## SET TASK
Render every entry verbatim.

## EXTRACTED ENTRIES
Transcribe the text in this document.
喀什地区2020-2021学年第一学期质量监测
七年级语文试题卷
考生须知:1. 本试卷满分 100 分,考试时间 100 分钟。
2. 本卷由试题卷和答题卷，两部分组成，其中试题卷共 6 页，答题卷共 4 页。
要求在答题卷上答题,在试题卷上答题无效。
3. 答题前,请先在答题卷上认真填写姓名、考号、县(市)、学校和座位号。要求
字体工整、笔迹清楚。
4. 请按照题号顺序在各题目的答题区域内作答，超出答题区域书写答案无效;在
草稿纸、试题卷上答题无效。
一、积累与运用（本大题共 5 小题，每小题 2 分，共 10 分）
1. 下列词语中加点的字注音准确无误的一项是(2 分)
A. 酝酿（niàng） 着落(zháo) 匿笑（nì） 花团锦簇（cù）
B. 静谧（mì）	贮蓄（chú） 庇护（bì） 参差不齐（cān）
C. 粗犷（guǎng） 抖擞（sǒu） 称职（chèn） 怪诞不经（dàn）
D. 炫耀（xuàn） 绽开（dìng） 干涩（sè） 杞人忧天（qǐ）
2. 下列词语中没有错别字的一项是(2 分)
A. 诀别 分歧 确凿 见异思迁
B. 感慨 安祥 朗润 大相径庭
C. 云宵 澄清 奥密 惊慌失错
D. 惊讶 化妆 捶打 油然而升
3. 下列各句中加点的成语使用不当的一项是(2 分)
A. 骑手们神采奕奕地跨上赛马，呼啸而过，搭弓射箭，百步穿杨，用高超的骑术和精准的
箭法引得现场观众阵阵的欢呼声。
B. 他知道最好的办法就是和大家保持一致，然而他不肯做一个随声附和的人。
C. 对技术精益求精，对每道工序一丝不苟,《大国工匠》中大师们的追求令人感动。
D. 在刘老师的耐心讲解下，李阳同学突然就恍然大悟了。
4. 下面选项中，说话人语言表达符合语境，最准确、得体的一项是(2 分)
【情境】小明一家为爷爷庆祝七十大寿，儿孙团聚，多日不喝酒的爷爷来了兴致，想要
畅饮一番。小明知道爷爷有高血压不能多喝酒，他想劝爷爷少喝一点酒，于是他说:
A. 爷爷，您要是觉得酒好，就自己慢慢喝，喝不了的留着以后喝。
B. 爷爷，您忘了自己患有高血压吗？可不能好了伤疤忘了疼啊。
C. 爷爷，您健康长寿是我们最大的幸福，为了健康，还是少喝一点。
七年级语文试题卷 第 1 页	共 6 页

## FINISHED ANSWER
Transcribe the text in this document.
喀什地区2020-2021学年第一学期质量监测
七年级语文试题卷
考生须知:1. 本试卷满分 100 分,考试时间 100 分钟。
2. 本卷由试题卷和答题卷，两部分组成，其中试题卷共 6 页，答题卷共 4 页。
要求在答题卷上答题,在试题卷上答题无效。
3. 答题前,请先在答题卷上认真填写姓名、考号、县(市)、学校和座位号。要求
字体工整、笔迹清楚。
4. 请按照题号顺序在各题目的答题区域内作答，超出答题区域书写答案无效;在
草稿纸、试题卷上答题无效。
一、积累与运用（本大题共 5 小题，每小题 2 分，共 10 分）
1. 下列词语中加点的字注音准确无误的一项是(2 分)
A. 酝酿（niàng） 着落(zháo) 匿笑（nì） 花团锦簇（cù）
B. 静谧（mì）	贮蓄（chú） 庇护（bì） 参差不齐（cān）
C. 粗犷（guǎng） 抖擞（sǒu） 称职（chèn） 怪诞不经（dàn）
D. 炫耀（xuàn） 绽开（dìng） 干涩（sè） 杞人忧天（qǐ）
2. 下列词语中没有错别字的一项是(2 分)
A. 诀别 分歧 确凿 见异思迁
B. 感慨 安祥 朗润 大相径庭
C. 云宵 澄清 奥密 惊慌失错
D. 惊讶 化妆 捶打 油然而升
3. 下列各句中加点的成语使用不当的一项是(2 分)
A. 骑手们神采奕奕地跨上赛马，呼啸而过，搭弓射箭，百步穿杨，用高超的骑术和精准的
箭法引得现场观众阵阵的欢呼声。
B. 他知道最好的办法就是和大家保持一致，然而他不肯做一个随声附和的人。
C. 对技术精益求精，对每道工序一丝不苟,《大国工匠》中大师们的追求令人感动。
D. 在刘老师的耐心讲解下，李阳同学突然就恍然大悟了。
4. 下面选项中，说话人语言表达符合语境，最准确、得体的一项是(2 分)
【情境】小明一家为爷爷庆祝七十大寿，儿孙团聚，多日不喝酒的爷爷来了兴致，想要
畅饮一番。小明知道爷爷有高血压不能多喝酒，他想劝爷爷少喝一点酒，于是他说:
A. 爷爷，您要是觉得酒好，就自己慢慢喝，喝不了的留着以后喝。
B. 爷爷，您忘了自己患有高血压吗？可不能好了伤疤忘了疼啊。
C. 爷爷，您健康长寿是我们最大的幸福，为了健康，还是少喝一点。
七年级语文试题卷 第 1 页	共 6 页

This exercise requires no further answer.